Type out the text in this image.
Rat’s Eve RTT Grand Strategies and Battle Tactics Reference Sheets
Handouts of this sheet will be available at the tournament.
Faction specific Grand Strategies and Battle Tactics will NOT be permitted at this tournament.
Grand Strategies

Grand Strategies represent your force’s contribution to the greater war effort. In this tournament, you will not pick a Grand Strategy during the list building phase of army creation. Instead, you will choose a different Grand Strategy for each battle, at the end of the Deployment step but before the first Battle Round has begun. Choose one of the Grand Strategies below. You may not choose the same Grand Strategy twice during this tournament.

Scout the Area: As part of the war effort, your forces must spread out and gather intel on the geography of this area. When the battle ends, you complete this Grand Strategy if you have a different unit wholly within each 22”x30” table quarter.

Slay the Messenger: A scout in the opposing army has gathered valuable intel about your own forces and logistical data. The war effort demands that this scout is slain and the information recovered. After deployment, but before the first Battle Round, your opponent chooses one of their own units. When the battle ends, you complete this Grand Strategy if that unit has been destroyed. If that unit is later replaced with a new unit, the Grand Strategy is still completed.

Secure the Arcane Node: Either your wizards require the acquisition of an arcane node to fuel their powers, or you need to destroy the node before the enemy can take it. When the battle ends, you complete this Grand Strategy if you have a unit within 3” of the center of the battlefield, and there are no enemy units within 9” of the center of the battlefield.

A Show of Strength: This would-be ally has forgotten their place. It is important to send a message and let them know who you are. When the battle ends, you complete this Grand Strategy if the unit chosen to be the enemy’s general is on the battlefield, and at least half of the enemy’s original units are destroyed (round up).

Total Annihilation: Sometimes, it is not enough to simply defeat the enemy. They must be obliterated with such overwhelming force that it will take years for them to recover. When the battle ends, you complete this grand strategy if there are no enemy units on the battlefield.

============================================================

EXERCISE OBJECTIVE: Count how many lines of the listing above include "them" and report that number alone.

RESULT OF THE TASK: 2